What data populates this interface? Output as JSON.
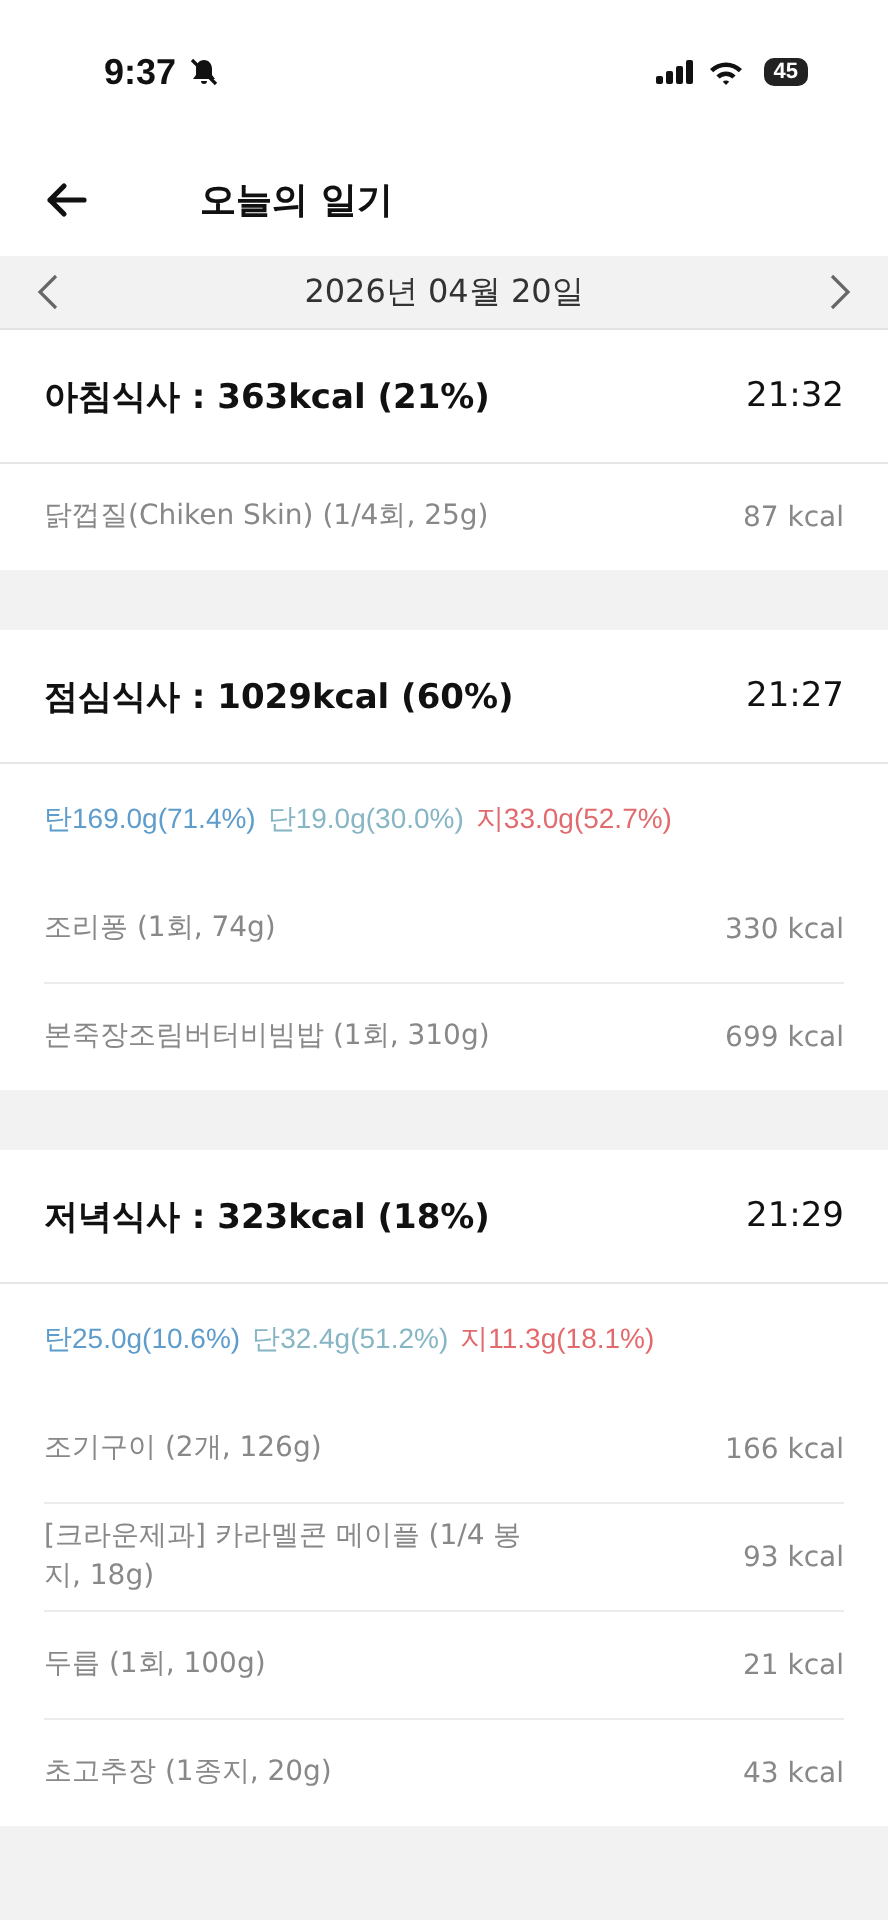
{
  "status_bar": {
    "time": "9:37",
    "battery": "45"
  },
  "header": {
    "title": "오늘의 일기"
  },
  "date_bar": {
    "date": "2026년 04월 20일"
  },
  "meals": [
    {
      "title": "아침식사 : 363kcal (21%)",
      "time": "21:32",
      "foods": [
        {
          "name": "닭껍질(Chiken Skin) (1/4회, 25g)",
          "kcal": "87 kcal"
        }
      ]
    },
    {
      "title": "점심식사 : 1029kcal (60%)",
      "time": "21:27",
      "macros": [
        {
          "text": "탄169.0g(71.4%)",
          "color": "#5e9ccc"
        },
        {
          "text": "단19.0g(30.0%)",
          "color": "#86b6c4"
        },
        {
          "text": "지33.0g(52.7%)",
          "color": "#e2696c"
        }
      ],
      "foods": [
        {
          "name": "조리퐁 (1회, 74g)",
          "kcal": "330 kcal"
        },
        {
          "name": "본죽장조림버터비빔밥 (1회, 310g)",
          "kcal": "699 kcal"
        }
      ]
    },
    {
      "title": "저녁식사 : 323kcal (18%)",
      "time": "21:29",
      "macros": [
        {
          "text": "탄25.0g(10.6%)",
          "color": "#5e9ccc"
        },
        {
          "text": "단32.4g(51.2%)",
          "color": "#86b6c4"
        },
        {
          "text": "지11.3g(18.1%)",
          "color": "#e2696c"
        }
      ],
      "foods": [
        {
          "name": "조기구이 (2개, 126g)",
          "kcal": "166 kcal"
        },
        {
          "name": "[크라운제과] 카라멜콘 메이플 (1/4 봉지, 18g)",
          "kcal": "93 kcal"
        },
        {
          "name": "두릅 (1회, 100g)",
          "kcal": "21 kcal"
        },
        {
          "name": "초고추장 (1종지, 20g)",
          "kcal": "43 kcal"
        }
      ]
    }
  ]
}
┄┄┄┄┄┄
Go through the material above and print all of it exactly, except the pictures.

:: Task response ::
What data populates this interface? Output as JSON.
{
  "status_bar": {
    "time": "9:37",
    "battery": "45"
  },
  "header": {
    "title": "오늘의 일기"
  },
  "date_bar": {
    "date": "2026년 04월 20일"
  },
  "meals": [
    {
      "title": "아침식사 : 363kcal (21%)",
      "time": "21:32",
      "foods": [
        {
          "name": "닭껍질(Chiken Skin) (1/4회, 25g)",
          "kcal": "87 kcal"
        }
      ]
    },
    {
      "title": "점심식사 : 1029kcal (60%)",
      "time": "21:27",
      "macros": [
        {
          "text": "탄169.0g(71.4%)",
          "color": "#5e9ccc"
        },
        {
          "text": "단19.0g(30.0%)",
          "color": "#86b6c4"
        },
        {
          "text": "지33.0g(52.7%)",
          "color": "#e2696c"
        }
      ],
      "foods": [
        {
          "name": "조리퐁 (1회, 74g)",
          "kcal": "330 kcal"
        },
        {
          "name": "본죽장조림버터비빔밥 (1회, 310g)",
          "kcal": "699 kcal"
        }
      ]
    },
    {
      "title": "저녁식사 : 323kcal (18%)",
      "time": "21:29",
      "macros": [
        {
          "text": "탄25.0g(10.6%)",
          "color": "#5e9ccc"
        },
        {
          "text": "단32.4g(51.2%)",
          "color": "#86b6c4"
        },
        {
          "text": "지11.3g(18.1%)",
          "color": "#e2696c"
        }
      ],
      "foods": [
        {
          "name": "조기구이 (2개, 126g)",
          "kcal": "166 kcal"
        },
        {
          "name": "[크라운제과] 카라멜콘 메이플 (1/4 봉지, 18g)",
          "kcal": "93 kcal"
        },
        {
          "name": "두릅 (1회, 100g)",
          "kcal": "21 kcal"
        },
        {
          "name": "초고추장 (1종지, 20g)",
          "kcal": "43 kcal"
        }
      ]
    }
  ]
}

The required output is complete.